▶ [Problem]:
Your task is to print the material below exactly as presented.
--------------------------------------------------
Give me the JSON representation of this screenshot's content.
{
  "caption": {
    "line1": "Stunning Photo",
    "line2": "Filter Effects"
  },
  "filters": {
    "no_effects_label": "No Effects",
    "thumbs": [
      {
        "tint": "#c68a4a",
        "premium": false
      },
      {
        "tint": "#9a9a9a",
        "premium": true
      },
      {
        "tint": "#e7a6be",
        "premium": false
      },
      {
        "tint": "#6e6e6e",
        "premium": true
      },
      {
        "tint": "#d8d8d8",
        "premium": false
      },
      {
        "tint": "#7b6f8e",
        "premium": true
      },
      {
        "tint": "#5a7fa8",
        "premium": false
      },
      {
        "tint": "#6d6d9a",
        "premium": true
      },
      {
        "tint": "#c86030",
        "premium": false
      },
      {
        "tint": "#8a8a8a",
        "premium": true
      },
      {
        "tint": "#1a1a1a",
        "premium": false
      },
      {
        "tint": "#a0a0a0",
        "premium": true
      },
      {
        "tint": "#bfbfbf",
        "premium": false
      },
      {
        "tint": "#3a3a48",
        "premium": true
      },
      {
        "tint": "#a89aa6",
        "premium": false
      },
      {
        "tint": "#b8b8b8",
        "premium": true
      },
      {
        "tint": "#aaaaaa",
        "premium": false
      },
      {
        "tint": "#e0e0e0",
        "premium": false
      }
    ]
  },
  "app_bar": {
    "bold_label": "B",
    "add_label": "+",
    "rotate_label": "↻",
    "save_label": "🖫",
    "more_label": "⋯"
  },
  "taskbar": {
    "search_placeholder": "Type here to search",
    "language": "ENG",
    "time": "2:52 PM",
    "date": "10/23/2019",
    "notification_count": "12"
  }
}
--------------------------------------------------
▶ [Solved exercise]:
Give me the JSON representation of this screenshot's content.
{
  "caption": {
    "line1": "Stunning Photo",
    "line2": "Filter Effects"
  },
  "filters": {
    "no_effects_label": "No Effects",
    "thumbs": [
      {
        "tint": "#c68a4a",
        "premium": false
      },
      {
        "tint": "#9a9a9a",
        "premium": true
      },
      {
        "tint": "#e7a6be",
        "premium": false
      },
      {
        "tint": "#6e6e6e",
        "premium": true
      },
      {
        "tint": "#d8d8d8",
        "premium": false
      },
      {
        "tint": "#7b6f8e",
        "premium": true
      },
      {
        "tint": "#5a7fa8",
        "premium": false
      },
      {
        "tint": "#6d6d9a",
        "premium": true
      },
      {
        "tint": "#c86030",
        "premium": false
      },
      {
        "tint": "#8a8a8a",
        "premium": true
      },
      {
        "tint": "#1a1a1a",
        "premium": false
      },
      {
        "tint": "#a0a0a0",
        "premium": true
      },
      {
        "tint": "#bfbfbf",
        "premium": false
      },
      {
        "tint": "#3a3a48",
        "premium": true
      },
      {
        "tint": "#a89aa6",
        "premium": false
      },
      {
        "tint": "#b8b8b8",
        "premium": true
      },
      {
        "tint": "#aaaaaa",
        "premium": false
      },
      {
        "tint": "#e0e0e0",
        "premium": false
      }
    ]
  },
  "app_bar": {
    "bold_label": "B",
    "add_label": "+",
    "rotate_label": "↻",
    "save_label": "🖫",
    "more_label": "⋯"
  },
  "taskbar": {
    "search_placeholder": "Type here to search",
    "language": "ENG",
    "time": "2:52 PM",
    "date": "10/23/2019",
    "notification_count": "12"
  }
}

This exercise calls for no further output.